I moved into this house – built in 1910 – in a remote southwestern Minnesota town in 1998. Within two years I was encountering anomalous weirdness personally. Most was trivial, some dramatic, but always resistant to what we like to imagine are “rational explanations.” They have continued since, perhaps one or two a month, on at least one recent occasion delivering what felt (I insist on no stronger verb) like a telepathic message while I was fully conscious in the immediate wake of a poltergeist trick (a witty one, too). On occasion I've had extraordinary dreams communicating realities I would learn only later. One, in the summer of 2023, involved the death three days earlier of an old friend, with information about his last days I would learn in due course but at that moment in that dream seemed pointless and frivolous.

So far as I'm concerned, I don't have to prove any of this. All I need to do is to be receptive to it. A life spent among anomalists has made that easier. I don't know if that was the point. It certainly has been the effect.

— Set of tasks —
(1) Which years does the essay on anomalous experiences mention?
(2) Rewrite everything in the records from their first line down to and including the line containing "x-tick-label: 20:50: [918, 384, 938, 427]" as a Markdown table with the columns Row and Line, leaving out blank lines.
The essay and the records below it were taken from separate, unrelated sources.

— Dataset entries —
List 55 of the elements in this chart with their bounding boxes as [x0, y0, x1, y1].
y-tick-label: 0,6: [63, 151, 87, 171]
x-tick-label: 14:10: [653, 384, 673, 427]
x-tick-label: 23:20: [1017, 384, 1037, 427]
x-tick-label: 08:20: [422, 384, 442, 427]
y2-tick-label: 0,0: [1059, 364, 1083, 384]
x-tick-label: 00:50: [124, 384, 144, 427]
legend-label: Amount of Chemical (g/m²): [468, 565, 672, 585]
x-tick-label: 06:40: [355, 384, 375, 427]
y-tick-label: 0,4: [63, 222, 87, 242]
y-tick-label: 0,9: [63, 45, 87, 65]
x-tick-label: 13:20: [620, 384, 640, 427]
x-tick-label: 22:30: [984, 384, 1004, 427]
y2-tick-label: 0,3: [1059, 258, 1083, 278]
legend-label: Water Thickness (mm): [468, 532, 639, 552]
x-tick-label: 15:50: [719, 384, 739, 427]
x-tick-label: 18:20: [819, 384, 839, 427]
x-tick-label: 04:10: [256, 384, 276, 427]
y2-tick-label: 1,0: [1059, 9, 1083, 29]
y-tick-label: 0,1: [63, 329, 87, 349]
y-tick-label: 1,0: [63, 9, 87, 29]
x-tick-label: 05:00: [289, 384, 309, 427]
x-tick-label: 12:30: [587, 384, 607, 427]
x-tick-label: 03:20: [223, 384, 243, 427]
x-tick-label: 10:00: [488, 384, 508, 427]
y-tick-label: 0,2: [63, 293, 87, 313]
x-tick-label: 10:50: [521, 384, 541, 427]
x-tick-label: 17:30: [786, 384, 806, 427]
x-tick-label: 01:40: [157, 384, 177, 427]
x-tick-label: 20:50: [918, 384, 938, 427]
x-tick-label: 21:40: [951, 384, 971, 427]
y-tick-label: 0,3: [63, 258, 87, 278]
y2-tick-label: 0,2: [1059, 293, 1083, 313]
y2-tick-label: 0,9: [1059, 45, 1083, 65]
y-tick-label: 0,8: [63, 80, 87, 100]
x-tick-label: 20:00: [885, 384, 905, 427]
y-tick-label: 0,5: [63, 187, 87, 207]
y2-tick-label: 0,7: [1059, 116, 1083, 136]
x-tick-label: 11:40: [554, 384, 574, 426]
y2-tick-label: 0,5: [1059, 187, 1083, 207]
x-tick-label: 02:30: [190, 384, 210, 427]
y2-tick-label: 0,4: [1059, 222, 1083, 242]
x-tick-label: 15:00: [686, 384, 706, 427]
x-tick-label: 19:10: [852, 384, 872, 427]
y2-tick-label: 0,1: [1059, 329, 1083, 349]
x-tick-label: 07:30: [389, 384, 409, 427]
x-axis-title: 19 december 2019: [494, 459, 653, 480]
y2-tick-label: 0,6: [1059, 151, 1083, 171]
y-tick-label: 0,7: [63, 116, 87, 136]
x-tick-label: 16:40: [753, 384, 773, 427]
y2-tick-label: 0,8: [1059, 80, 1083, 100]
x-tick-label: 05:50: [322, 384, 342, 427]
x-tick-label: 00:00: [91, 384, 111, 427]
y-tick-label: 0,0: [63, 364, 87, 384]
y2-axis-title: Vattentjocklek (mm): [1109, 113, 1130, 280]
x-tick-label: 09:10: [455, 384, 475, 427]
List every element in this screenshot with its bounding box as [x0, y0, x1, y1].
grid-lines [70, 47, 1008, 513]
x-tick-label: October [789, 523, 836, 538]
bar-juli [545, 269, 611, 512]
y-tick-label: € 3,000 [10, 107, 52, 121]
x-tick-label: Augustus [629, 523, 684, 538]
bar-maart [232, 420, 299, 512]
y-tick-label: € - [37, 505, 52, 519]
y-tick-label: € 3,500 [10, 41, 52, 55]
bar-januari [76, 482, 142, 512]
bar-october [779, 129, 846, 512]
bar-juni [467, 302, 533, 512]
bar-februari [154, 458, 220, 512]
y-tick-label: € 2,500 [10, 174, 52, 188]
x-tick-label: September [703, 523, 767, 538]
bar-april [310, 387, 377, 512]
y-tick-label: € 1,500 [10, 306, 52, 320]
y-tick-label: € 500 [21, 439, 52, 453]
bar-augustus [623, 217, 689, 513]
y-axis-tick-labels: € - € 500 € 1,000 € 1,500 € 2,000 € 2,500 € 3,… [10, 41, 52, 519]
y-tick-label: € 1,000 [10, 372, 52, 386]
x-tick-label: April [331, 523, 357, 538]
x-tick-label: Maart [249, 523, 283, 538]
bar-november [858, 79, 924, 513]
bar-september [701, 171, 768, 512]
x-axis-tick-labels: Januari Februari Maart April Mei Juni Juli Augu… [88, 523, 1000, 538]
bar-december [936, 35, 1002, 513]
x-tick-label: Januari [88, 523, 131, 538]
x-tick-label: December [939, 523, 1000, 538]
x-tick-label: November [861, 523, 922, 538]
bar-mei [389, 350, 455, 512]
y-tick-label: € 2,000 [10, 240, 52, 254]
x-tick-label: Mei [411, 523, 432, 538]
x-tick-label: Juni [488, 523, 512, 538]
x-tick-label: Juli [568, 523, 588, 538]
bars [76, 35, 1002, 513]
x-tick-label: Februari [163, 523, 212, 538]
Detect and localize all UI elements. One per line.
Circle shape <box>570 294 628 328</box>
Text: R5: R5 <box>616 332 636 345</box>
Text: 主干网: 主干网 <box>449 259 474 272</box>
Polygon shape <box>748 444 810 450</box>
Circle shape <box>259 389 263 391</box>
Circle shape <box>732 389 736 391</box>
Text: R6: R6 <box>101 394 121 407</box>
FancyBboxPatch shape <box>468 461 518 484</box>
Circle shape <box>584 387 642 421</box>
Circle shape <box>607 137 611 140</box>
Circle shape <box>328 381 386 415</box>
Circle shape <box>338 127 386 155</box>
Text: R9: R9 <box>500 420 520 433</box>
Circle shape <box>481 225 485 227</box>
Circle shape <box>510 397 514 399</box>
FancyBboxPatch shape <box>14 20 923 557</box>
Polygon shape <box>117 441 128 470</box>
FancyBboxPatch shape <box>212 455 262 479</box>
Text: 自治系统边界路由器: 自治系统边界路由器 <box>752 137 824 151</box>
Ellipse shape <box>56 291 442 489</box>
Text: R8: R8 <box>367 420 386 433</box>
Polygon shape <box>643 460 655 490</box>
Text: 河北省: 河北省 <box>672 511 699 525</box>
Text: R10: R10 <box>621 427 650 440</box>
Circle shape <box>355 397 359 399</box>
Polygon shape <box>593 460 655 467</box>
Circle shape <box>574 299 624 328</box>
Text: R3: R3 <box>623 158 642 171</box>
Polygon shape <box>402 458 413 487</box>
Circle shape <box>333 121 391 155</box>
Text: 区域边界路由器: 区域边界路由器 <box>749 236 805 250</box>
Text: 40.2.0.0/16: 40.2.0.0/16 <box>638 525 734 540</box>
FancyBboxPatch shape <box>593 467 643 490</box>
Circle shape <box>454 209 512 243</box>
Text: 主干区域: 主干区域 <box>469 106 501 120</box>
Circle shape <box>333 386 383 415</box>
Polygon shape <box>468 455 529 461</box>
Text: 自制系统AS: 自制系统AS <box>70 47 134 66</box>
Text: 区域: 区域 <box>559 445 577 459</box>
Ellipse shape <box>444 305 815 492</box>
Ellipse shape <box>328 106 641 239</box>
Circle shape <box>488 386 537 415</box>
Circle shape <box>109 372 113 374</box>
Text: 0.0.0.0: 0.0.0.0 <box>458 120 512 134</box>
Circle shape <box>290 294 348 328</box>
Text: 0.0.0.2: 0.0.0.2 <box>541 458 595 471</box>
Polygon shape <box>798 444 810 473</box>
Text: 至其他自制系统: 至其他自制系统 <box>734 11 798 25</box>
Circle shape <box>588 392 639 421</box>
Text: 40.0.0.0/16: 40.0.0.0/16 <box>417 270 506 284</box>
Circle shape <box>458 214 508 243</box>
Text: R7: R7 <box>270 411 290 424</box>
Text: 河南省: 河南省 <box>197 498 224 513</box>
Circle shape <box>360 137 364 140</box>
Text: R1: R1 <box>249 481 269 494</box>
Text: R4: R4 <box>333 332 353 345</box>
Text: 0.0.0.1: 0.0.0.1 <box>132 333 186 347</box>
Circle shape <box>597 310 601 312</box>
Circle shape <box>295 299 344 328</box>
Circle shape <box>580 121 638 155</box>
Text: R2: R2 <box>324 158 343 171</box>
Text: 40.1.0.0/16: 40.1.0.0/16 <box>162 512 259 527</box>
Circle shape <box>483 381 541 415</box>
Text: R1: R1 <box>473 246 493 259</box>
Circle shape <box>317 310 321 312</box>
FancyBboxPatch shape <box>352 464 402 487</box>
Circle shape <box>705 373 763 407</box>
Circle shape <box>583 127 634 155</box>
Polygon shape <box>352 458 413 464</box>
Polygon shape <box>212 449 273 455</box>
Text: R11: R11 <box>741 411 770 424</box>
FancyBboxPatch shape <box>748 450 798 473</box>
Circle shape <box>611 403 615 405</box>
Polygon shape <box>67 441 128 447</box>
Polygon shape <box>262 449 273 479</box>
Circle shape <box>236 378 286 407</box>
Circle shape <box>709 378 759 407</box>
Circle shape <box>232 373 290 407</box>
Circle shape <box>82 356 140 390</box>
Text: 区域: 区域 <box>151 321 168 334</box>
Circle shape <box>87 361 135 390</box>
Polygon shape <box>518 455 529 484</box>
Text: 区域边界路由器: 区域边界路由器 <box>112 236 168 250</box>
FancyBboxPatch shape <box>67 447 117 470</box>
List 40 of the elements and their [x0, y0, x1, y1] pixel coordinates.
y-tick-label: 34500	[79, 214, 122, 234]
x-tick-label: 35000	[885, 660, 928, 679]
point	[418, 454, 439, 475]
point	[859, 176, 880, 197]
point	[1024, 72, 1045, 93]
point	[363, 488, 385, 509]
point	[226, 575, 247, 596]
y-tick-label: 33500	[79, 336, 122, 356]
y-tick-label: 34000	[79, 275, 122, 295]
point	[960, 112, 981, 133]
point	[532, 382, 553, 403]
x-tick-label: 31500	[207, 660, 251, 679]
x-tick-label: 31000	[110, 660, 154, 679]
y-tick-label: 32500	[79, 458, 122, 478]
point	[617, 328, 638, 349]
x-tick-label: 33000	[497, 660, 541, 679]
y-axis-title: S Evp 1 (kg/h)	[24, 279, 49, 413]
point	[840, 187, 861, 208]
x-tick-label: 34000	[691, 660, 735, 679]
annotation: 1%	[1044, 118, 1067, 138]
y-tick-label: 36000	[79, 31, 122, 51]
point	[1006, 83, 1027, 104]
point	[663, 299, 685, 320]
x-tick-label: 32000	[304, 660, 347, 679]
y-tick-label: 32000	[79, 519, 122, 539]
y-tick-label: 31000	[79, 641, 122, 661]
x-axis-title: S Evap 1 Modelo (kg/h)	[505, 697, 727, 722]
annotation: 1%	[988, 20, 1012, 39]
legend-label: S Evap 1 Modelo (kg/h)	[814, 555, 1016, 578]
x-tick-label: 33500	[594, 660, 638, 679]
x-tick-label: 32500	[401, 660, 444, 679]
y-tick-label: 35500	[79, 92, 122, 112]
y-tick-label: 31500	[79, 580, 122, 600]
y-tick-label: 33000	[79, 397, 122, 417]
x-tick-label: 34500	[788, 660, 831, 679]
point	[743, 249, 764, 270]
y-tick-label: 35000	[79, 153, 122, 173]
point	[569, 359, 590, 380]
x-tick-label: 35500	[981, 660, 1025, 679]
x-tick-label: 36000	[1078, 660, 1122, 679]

— Task solutions —
(1) 1910, 1998, 2023

(2)
| Row | Line |
|---|---|
| 1 | List 55 of the elements in this chart with their bounding boxes as [x0, y0, x1, y1]. |
| 2 | y-tick-label: 0,6: [63, 151, 87, 171] |
| 3 | x-tick-label: 14:10: [653, 384, 673, 427] |
| 4 | x-tick-label: 23:20: [1017, 384, 1037, 427] |
| 5 | x-tick-label: 08:20: [422, 384, 442, 427] |
| 6 | y2-tick-label: 0,0: [1059, 364, 1083, 384] |
| 7 | x-tick-label: 00:50: [124, 384, 144, 427] |
| 8 | legend-label: Amount of Chemical (g/m²): [468, 565, 672, 585] |
| 9 | x-tick-label: 06:40: [355, 384, 375, 427] |
| 10 | y-tick-label: 0,4: [63, 222, 87, 242] |
| 11 | y-tick-label: 0,9: [63, 45, 87, 65] |
| 12 | x-tick-label: 13:20: [620, 384, 640, 427] |
| 13 | x-tick-label: 22:30: [984, 384, 1004, 427] |
| 14 | y2-tick-label: 0,3: [1059, 258, 1083, 278] |
| 15 | legend-label: Water Thickness (mm): [468, 532, 639, 552] |
| 16 | x-tick-label: 15:50: [719, 384, 739, 427] |
| 17 | x-tick-label: 18:20: [819, 384, 839, 427] |
| 18 | x-tick-label: 04:10: [256, 384, 276, 427] |
| 19 | y2-tick-label: 1,0: [1059, 9, 1083, 29] |
| 20 | y-tick-label: 0,1: [63, 329, 87, 349] |
| 21 | y-tick-label: 1,0: [63, 9, 87, 29] |
| 22 | x-tick-label: 05:00: [289, 384, 309, 427] |
| 23 | x-tick-label: 12:30: [587, 384, 607, 427] |
| 24 | x-tick-label: 03:20: [223, 384, 243, 427] |
| 25 | x-tick-label: 10:00: [488, 384, 508, 427] |
| 26 | y-tick-label: 0,2: [63, 293, 87, 313] |
| 27 | x-tick-label: 10:50: [521, 384, 541, 427] |
| 28 | x-tick-label: 17:30: [786, 384, 806, 427] |
| 29 | x-tick-label: 01:40: [157, 384, 177, 427] |
| 30 | x-tick-label: 20:50: [918, 384, 938, 427] |